## Start Listed entries

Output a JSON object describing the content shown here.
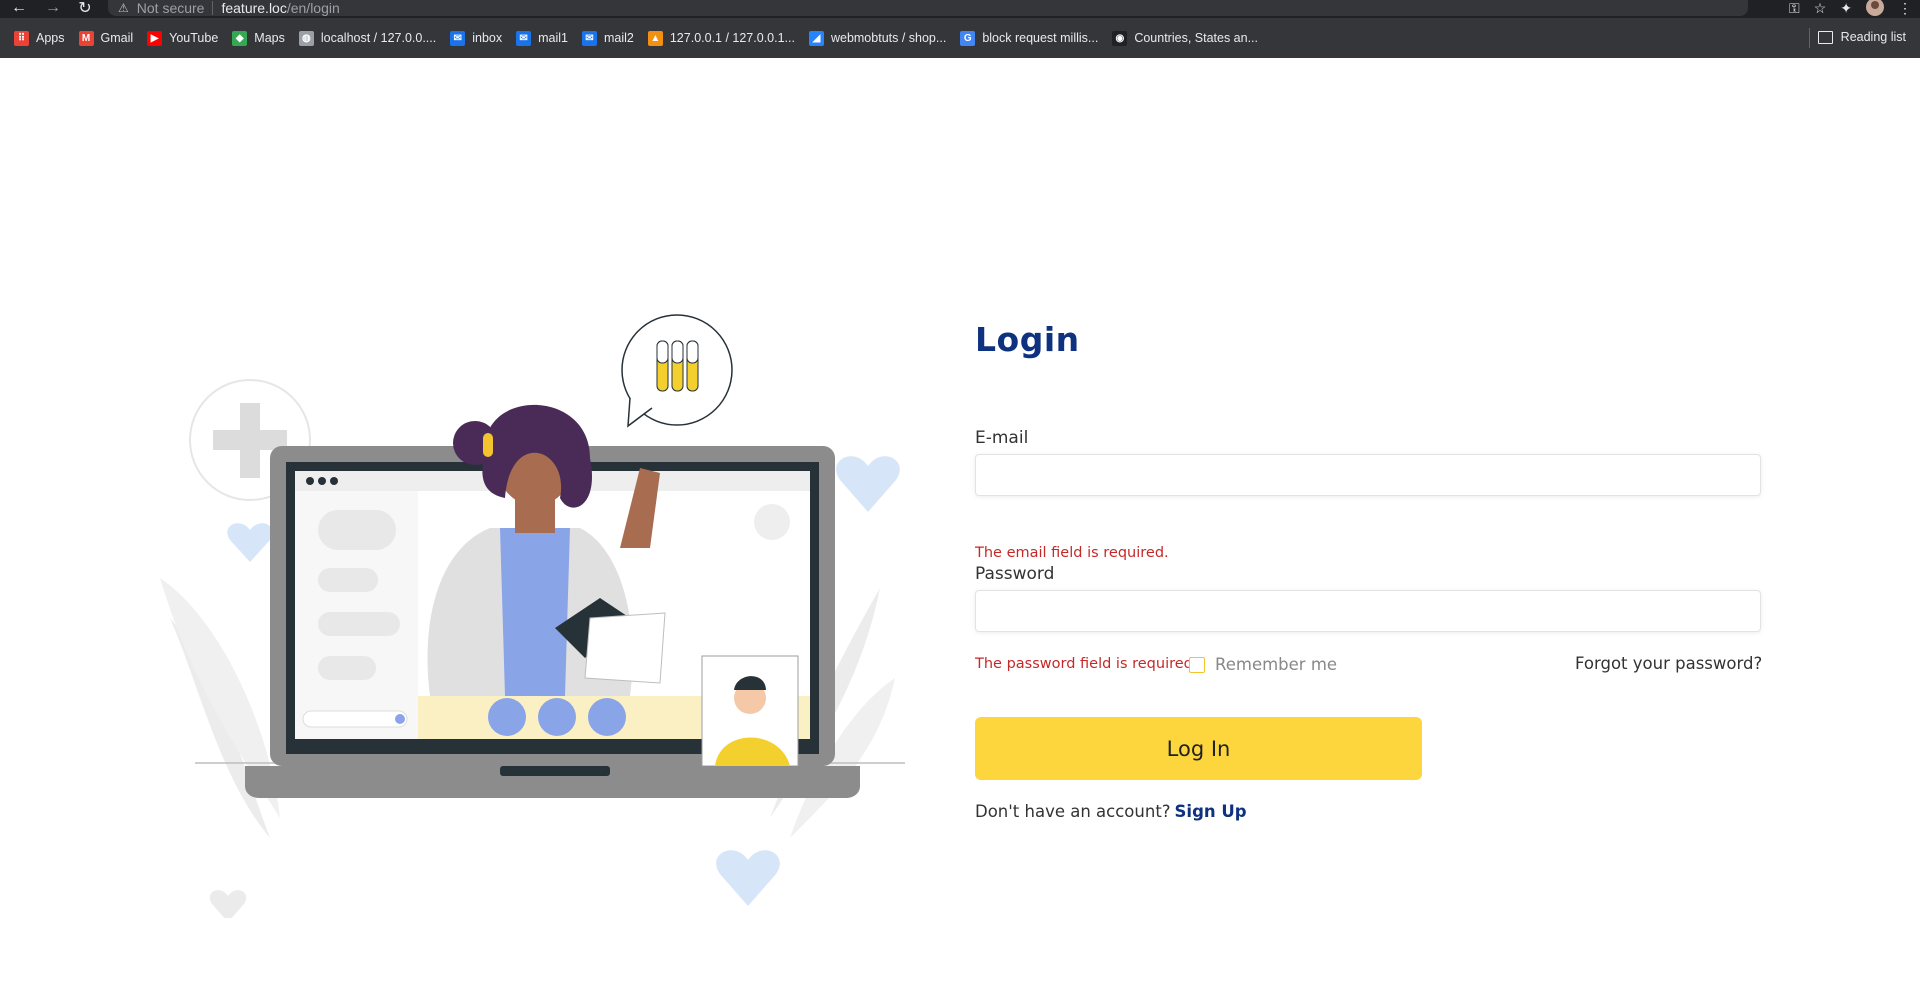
{
  "browser": {
    "omnibox": {
      "security_text": "Not secure",
      "host": "feature.loc",
      "path": "/en/login"
    },
    "bookmarks": [
      {
        "label": "Apps",
        "icon": "apps-grid-icon",
        "color": "#ea4335"
      },
      {
        "label": "Gmail",
        "icon": "gmail-icon",
        "color": "#ea4335"
      },
      {
        "label": "YouTube",
        "icon": "youtube-icon",
        "color": "#ff0000"
      },
      {
        "label": "Maps",
        "icon": "maps-icon",
        "color": "#34a853"
      },
      {
        "label": "localhost / 127.0.0....",
        "icon": "globe-icon",
        "color": "#9aa0a6"
      },
      {
        "label": "inbox",
        "icon": "mail-icon",
        "color": "#1a73e8"
      },
      {
        "label": "mail1",
        "icon": "mail-icon",
        "color": "#1a73e8"
      },
      {
        "label": "mail2",
        "icon": "mail-icon",
        "color": "#1a73e8"
      },
      {
        "label": "127.0.0.1 / 127.0.0.1...",
        "icon": "phpmyadmin-icon",
        "color": "#f29111"
      },
      {
        "label": "webmobtuts / shop...",
        "icon": "bitbucket-icon",
        "color": "#2684ff"
      },
      {
        "label": "block request millis...",
        "icon": "google-icon",
        "color": "#4285f4"
      },
      {
        "label": "Countries, States an...",
        "icon": "site-icon",
        "color": "#202124"
      }
    ],
    "reading_list": "Reading list"
  },
  "login": {
    "title": "Login",
    "email_label": "E-mail",
    "email_value": "",
    "email_error": "The email field is required.",
    "password_label": "Password",
    "password_value": "",
    "password_error": "The password field is required.",
    "remember_label": "Remember me",
    "forgot_label": "Forgot your password?",
    "submit_label": "Log In",
    "signup_prompt": "Don't have an account?",
    "signup_link": "Sign Up"
  },
  "colors": {
    "brand_blue": "#0f3280",
    "button_yellow": "#fdd53c",
    "error_red": "#c62828"
  }
}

## End Listed entries

■ What is asked
Restate the entire listing word for word, excluding pictures.

■ Response to this exercise
Output a JSON object describing the content shown here.
{
  "browser": {
    "omnibox": {
      "security_text": "Not secure",
      "host": "feature.loc",
      "path": "/en/login"
    },
    "bookmarks": [
      {
        "label": "Apps",
        "icon": "apps-grid-icon",
        "color": "#ea4335"
      },
      {
        "label": "Gmail",
        "icon": "gmail-icon",
        "color": "#ea4335"
      },
      {
        "label": "YouTube",
        "icon": "youtube-icon",
        "color": "#ff0000"
      },
      {
        "label": "Maps",
        "icon": "maps-icon",
        "color": "#34a853"
      },
      {
        "label": "localhost / 127.0.0....",
        "icon": "globe-icon",
        "color": "#9aa0a6"
      },
      {
        "label": "inbox",
        "icon": "mail-icon",
        "color": "#1a73e8"
      },
      {
        "label": "mail1",
        "icon": "mail-icon",
        "color": "#1a73e8"
      },
      {
        "label": "mail2",
        "icon": "mail-icon",
        "color": "#1a73e8"
      },
      {
        "label": "127.0.0.1 / 127.0.0.1...",
        "icon": "phpmyadmin-icon",
        "color": "#f29111"
      },
      {
        "label": "webmobtuts / shop...",
        "icon": "bitbucket-icon",
        "color": "#2684ff"
      },
      {
        "label": "block request millis...",
        "icon": "google-icon",
        "color": "#4285f4"
      },
      {
        "label": "Countries, States an...",
        "icon": "site-icon",
        "color": "#202124"
      }
    ],
    "reading_list": "Reading list"
  },
  "login": {
    "title": "Login",
    "email_label": "E-mail",
    "email_value": "",
    "email_error": "The email field is required.",
    "password_label": "Password",
    "password_value": "",
    "password_error": "The password field is required.",
    "remember_label": "Remember me",
    "forgot_label": "Forgot your password?",
    "submit_label": "Log In",
    "signup_prompt": "Don't have an account?",
    "signup_link": "Sign Up"
  },
  "colors": {
    "brand_blue": "#0f3280",
    "button_yellow": "#fdd53c",
    "error_red": "#c62828"
  }
}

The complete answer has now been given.